Task material
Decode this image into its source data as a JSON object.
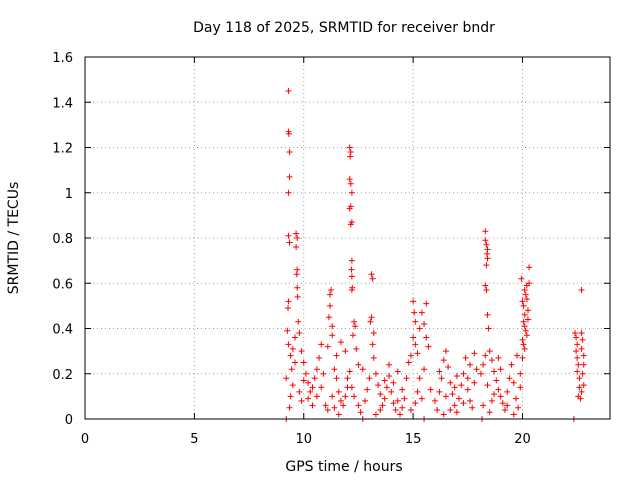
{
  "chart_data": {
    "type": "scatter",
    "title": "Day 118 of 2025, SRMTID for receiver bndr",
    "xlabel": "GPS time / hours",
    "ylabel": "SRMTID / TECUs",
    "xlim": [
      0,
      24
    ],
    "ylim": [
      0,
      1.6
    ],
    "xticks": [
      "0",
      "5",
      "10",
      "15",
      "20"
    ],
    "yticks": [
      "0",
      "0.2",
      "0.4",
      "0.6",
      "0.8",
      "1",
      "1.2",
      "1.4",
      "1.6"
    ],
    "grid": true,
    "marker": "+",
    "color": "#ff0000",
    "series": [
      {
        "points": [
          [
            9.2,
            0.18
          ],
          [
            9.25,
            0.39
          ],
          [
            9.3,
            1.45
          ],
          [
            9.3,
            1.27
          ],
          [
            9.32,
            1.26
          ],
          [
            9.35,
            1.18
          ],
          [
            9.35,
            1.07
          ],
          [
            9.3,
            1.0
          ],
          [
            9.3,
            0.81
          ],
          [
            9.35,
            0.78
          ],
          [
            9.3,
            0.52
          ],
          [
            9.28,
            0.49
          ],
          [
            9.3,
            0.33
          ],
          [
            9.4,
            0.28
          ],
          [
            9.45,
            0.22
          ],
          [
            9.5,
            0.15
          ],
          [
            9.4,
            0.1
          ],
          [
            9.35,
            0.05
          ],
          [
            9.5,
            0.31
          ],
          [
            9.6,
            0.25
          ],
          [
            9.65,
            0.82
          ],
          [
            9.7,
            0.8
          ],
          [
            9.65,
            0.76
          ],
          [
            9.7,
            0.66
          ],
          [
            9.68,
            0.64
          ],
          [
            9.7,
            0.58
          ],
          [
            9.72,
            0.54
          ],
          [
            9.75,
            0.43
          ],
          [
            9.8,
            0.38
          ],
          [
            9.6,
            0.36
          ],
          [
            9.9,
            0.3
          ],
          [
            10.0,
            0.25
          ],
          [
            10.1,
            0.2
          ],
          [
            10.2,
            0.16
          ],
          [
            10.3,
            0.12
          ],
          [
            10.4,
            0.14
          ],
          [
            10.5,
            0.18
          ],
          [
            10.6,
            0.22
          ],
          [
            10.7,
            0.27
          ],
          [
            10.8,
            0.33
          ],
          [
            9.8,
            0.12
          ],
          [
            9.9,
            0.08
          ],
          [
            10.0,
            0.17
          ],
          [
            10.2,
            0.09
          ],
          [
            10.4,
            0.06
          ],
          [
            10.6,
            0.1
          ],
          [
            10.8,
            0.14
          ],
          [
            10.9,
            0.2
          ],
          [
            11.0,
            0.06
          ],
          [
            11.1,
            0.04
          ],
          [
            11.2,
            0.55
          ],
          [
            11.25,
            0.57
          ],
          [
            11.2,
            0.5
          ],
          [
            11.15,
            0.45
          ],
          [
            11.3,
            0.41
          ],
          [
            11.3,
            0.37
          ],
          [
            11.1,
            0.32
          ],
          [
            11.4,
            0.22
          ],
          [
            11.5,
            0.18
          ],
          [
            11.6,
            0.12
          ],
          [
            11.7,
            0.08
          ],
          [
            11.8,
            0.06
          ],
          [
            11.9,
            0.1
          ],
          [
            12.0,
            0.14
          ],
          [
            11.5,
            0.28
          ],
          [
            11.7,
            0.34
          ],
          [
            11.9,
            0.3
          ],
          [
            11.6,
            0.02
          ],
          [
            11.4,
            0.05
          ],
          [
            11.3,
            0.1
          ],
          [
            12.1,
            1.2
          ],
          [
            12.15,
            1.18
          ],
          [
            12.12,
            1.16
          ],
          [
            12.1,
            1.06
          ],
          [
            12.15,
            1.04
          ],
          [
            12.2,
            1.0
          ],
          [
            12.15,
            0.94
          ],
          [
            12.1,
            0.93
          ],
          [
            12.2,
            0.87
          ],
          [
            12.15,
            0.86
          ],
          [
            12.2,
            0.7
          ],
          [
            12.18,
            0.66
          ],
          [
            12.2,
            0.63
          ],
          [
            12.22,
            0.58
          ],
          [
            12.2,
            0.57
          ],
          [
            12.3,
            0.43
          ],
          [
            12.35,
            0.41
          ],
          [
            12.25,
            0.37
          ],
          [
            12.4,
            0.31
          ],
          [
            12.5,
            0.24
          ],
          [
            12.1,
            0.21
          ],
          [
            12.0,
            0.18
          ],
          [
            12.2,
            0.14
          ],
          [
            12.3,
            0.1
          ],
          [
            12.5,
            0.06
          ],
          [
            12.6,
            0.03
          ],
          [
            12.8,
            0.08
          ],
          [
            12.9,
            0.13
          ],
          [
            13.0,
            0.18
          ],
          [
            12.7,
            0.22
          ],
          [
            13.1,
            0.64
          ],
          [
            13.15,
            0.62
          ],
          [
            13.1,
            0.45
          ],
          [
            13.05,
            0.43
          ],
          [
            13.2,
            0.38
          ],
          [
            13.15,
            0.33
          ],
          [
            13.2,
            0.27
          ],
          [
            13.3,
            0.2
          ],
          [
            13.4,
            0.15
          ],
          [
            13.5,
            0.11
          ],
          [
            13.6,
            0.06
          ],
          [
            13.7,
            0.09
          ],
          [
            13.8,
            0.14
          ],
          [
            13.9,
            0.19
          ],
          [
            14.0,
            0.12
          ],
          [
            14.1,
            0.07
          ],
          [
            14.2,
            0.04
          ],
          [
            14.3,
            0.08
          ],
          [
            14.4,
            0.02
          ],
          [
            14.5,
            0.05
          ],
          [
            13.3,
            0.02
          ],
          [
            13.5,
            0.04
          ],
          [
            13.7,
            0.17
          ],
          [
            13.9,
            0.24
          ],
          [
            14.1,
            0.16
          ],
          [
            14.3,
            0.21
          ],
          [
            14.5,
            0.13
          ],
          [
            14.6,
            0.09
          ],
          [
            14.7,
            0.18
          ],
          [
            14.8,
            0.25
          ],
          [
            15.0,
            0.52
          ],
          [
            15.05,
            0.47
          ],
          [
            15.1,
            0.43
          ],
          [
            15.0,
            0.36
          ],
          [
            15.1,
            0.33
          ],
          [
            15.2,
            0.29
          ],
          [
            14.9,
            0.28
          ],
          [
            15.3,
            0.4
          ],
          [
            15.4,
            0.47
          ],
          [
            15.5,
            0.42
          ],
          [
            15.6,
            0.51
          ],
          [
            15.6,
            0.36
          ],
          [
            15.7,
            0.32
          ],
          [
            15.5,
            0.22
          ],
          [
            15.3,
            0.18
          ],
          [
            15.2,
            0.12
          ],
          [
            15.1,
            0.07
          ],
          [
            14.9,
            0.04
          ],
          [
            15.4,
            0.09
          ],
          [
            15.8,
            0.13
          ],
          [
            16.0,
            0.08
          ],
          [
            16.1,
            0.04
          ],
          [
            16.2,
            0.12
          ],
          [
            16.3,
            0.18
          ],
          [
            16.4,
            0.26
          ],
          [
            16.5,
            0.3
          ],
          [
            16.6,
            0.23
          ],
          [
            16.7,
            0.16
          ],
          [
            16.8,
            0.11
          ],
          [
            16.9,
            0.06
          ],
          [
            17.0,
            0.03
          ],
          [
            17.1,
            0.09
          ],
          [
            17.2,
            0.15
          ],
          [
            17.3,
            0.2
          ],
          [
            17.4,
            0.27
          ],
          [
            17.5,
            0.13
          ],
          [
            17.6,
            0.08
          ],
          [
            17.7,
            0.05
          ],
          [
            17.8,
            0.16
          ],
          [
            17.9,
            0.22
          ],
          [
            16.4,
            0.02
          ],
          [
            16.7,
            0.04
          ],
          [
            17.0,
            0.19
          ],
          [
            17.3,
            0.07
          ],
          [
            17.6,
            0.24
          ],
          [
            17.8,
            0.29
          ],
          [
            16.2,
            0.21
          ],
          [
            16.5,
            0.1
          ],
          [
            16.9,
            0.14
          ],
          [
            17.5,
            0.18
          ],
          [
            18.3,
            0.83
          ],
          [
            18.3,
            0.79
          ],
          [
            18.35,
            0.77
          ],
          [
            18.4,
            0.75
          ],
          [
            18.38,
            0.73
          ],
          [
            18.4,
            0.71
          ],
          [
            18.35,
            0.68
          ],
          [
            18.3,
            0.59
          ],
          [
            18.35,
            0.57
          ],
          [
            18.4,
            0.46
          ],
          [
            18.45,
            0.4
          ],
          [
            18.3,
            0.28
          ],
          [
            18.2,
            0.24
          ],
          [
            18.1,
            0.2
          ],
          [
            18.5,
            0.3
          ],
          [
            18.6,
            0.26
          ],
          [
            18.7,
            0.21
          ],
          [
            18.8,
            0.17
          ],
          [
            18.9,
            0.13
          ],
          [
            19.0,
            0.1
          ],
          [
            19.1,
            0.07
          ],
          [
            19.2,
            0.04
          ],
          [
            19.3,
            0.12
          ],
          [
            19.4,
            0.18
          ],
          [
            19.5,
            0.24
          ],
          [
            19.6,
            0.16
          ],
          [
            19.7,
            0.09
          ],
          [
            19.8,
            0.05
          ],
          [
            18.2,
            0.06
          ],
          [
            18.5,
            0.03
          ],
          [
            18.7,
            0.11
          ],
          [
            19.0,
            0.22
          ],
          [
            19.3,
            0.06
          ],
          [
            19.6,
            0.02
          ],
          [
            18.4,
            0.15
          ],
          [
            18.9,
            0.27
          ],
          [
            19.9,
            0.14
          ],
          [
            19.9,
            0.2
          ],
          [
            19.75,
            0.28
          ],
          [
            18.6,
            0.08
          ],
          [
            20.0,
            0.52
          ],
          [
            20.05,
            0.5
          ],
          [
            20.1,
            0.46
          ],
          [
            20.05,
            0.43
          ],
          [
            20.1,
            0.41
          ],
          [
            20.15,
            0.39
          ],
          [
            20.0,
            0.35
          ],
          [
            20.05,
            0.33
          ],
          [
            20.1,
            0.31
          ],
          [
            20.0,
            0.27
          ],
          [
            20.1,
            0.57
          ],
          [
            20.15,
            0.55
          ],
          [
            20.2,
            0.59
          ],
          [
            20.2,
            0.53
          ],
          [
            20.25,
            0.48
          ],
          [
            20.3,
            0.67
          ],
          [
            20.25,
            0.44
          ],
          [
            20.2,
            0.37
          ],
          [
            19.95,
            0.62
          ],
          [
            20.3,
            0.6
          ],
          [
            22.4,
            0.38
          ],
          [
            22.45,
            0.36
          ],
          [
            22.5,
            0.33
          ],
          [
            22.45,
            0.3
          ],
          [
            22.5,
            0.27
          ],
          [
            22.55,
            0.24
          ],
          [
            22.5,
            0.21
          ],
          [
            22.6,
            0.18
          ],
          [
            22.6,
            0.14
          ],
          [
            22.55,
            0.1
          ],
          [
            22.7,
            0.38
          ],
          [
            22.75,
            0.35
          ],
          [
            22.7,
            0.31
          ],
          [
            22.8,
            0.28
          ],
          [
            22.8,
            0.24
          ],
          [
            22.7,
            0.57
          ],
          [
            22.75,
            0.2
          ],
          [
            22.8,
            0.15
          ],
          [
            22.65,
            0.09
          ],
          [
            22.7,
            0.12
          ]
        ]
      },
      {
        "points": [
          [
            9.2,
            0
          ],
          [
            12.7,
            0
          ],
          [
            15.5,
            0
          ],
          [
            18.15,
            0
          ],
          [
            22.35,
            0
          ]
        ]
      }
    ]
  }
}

...

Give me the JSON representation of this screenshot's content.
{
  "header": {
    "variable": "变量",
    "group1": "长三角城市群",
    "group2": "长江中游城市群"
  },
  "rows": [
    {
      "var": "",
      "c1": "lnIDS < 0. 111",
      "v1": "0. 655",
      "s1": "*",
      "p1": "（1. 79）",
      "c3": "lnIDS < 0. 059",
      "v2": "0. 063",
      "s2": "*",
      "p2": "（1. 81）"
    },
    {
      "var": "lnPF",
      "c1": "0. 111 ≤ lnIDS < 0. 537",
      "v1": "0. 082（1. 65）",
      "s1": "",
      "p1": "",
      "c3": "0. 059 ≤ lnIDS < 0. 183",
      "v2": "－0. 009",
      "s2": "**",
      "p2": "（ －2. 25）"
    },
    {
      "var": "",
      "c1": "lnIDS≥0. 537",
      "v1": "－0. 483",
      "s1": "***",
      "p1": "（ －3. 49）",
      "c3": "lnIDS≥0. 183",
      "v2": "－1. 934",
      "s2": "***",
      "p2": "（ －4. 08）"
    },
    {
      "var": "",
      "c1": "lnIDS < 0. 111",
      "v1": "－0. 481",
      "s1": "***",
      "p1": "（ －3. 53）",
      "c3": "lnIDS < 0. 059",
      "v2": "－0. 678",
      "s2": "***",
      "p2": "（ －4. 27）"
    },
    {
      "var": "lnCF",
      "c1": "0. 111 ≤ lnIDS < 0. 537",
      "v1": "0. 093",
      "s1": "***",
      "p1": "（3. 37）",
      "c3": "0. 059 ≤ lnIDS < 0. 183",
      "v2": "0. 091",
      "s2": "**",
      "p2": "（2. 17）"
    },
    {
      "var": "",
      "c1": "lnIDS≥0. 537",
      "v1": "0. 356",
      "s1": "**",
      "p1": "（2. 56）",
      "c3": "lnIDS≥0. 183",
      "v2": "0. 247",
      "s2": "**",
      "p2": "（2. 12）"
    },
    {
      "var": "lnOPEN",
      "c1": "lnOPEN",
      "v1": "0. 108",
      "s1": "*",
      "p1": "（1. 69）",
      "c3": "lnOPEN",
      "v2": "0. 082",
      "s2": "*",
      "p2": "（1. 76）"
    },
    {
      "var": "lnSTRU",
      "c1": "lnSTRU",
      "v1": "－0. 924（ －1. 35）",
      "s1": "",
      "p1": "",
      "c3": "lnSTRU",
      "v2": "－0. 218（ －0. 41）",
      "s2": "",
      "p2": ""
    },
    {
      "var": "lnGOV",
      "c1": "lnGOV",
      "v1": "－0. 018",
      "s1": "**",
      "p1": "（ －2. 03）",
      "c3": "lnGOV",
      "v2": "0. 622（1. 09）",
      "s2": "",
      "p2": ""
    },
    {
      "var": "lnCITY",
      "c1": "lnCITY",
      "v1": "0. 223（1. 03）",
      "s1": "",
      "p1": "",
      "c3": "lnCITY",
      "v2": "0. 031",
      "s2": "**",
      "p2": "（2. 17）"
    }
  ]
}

What you have to do
Pick out every line above that holds the word "SRMTID" and copy it.

Answer for the task
    "title": "Day 118 of 2025, SRMTID for receiver bndr",
    "ylabel": "SRMTID / TECUs",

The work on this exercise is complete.